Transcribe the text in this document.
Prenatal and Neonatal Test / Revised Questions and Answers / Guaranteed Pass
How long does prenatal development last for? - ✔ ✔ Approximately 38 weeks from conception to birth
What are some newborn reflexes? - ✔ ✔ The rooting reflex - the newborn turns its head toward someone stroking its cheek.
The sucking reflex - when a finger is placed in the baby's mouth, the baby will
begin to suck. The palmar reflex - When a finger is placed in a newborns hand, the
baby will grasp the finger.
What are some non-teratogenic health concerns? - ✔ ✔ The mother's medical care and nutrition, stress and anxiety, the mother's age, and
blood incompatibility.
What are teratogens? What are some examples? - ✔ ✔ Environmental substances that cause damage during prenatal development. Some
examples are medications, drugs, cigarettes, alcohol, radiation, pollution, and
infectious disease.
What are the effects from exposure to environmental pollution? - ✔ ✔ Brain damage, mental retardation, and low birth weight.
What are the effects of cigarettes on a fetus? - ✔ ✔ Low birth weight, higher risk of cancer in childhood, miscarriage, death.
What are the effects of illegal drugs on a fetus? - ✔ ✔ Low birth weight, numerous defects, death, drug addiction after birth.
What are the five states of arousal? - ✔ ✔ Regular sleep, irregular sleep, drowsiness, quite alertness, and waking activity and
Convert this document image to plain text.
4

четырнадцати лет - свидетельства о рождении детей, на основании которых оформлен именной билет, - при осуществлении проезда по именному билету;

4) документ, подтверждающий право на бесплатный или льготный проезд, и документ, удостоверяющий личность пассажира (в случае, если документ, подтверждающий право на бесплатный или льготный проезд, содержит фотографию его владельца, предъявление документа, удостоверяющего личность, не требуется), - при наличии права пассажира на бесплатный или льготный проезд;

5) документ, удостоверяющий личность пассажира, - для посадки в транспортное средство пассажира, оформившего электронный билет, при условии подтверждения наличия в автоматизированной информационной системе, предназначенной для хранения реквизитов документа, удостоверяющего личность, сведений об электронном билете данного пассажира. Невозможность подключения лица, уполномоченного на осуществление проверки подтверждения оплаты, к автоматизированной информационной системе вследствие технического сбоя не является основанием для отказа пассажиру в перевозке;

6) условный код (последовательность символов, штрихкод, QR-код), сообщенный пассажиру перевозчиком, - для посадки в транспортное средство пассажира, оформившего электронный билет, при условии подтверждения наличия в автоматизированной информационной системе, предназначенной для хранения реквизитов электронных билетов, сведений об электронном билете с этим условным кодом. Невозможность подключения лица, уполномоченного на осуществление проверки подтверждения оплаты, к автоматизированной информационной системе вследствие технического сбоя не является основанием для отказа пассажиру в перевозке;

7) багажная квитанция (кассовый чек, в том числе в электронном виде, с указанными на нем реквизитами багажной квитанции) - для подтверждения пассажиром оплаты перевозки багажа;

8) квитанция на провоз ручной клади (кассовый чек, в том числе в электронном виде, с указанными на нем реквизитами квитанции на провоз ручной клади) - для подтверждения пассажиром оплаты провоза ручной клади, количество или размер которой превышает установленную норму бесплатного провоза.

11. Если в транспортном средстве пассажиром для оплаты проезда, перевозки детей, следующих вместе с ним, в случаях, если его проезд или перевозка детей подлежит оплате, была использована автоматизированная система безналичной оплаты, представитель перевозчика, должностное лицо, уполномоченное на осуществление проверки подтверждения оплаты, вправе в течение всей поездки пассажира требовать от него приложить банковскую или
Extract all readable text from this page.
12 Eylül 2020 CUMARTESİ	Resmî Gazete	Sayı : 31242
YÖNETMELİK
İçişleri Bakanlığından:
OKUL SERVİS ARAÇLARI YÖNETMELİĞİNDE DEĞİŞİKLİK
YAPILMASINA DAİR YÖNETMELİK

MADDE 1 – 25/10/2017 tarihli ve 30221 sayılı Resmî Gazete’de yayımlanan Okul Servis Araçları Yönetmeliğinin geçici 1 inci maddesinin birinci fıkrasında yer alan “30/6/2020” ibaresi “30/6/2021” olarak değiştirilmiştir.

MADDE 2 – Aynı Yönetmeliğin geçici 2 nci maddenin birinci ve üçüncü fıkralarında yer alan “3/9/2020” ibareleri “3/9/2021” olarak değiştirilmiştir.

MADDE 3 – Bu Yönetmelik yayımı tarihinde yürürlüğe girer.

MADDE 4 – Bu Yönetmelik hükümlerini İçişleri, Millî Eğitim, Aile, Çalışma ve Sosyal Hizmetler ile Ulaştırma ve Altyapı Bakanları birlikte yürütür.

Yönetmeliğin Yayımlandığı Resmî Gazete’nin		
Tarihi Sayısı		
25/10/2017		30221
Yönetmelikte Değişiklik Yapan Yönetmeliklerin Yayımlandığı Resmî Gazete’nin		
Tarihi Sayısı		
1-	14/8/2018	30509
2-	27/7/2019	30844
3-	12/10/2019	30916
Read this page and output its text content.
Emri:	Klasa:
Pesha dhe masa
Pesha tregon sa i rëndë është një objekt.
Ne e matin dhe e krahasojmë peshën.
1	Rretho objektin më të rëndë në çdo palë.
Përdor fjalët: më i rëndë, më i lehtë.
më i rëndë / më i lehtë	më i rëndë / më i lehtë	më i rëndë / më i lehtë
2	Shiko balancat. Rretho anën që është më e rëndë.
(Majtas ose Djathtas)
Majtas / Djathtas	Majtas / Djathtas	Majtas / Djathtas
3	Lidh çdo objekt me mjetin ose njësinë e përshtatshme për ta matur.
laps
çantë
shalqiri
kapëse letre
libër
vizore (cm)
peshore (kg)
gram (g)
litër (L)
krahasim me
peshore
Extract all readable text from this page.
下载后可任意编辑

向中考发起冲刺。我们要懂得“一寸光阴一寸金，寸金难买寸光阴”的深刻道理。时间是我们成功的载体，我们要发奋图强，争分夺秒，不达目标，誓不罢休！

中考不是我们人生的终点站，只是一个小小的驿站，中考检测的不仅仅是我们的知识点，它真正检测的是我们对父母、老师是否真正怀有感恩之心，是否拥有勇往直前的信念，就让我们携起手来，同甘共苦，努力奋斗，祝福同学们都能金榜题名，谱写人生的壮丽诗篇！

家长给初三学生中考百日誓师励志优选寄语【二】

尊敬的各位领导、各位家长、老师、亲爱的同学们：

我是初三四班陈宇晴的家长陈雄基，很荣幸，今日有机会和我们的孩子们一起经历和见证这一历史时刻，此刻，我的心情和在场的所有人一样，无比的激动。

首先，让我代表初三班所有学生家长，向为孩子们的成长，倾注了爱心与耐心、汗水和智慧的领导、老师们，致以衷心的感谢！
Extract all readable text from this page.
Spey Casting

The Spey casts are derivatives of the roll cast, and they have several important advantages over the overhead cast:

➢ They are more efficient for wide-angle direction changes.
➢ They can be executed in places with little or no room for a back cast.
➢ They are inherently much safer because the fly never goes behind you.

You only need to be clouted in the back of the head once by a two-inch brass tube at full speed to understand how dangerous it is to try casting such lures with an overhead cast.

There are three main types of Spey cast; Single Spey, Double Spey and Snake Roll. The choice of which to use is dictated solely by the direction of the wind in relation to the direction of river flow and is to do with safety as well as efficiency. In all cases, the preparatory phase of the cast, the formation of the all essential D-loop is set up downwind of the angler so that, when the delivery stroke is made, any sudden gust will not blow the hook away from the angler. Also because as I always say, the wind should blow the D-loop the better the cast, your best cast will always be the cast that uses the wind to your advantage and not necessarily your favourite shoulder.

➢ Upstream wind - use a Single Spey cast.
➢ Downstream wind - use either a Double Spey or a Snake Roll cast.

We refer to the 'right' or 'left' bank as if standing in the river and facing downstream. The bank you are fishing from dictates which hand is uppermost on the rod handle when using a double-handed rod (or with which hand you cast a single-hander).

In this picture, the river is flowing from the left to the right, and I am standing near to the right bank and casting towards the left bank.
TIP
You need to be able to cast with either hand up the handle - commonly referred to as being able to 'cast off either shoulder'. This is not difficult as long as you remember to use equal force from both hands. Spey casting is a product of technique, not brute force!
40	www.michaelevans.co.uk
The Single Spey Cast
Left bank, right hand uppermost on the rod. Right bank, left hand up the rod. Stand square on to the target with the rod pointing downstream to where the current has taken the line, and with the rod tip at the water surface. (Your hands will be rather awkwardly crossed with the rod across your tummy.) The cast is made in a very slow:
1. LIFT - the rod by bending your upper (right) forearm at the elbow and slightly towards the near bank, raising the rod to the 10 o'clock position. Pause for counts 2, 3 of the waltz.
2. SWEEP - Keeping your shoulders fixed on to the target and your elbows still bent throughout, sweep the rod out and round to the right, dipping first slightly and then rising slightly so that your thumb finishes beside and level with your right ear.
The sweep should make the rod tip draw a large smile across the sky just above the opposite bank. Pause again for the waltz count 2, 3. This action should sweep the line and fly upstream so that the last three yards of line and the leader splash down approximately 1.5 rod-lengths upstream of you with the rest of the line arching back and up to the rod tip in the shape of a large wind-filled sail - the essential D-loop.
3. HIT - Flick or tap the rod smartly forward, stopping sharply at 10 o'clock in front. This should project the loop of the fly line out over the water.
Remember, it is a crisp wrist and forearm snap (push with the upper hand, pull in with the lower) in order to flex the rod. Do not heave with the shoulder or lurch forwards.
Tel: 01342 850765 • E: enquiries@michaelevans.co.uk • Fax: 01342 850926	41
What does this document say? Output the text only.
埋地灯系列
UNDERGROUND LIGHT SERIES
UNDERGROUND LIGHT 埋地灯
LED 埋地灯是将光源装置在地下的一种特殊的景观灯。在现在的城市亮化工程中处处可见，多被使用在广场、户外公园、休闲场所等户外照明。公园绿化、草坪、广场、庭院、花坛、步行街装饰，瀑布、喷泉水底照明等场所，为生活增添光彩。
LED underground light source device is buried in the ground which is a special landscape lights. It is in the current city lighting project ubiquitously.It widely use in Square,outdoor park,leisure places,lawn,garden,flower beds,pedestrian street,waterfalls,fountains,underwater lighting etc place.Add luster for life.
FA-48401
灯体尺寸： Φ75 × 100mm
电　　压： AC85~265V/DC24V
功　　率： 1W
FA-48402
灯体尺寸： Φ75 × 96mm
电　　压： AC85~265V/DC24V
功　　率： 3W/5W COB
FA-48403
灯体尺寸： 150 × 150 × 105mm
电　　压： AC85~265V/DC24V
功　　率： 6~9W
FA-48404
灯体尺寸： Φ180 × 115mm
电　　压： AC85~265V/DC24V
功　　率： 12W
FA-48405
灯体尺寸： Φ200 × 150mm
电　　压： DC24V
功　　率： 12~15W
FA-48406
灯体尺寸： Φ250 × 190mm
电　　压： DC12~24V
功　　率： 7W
+--
Select all lines in the listing above where the word "pollution" appears, and show them.

examples are medications, drugs, cigarettes, alcohol, radiation, pollution, and
What are the effects from exposure to environmental pollution? - ✔ ✔ Brain damage, mental retardation, and low birth weight.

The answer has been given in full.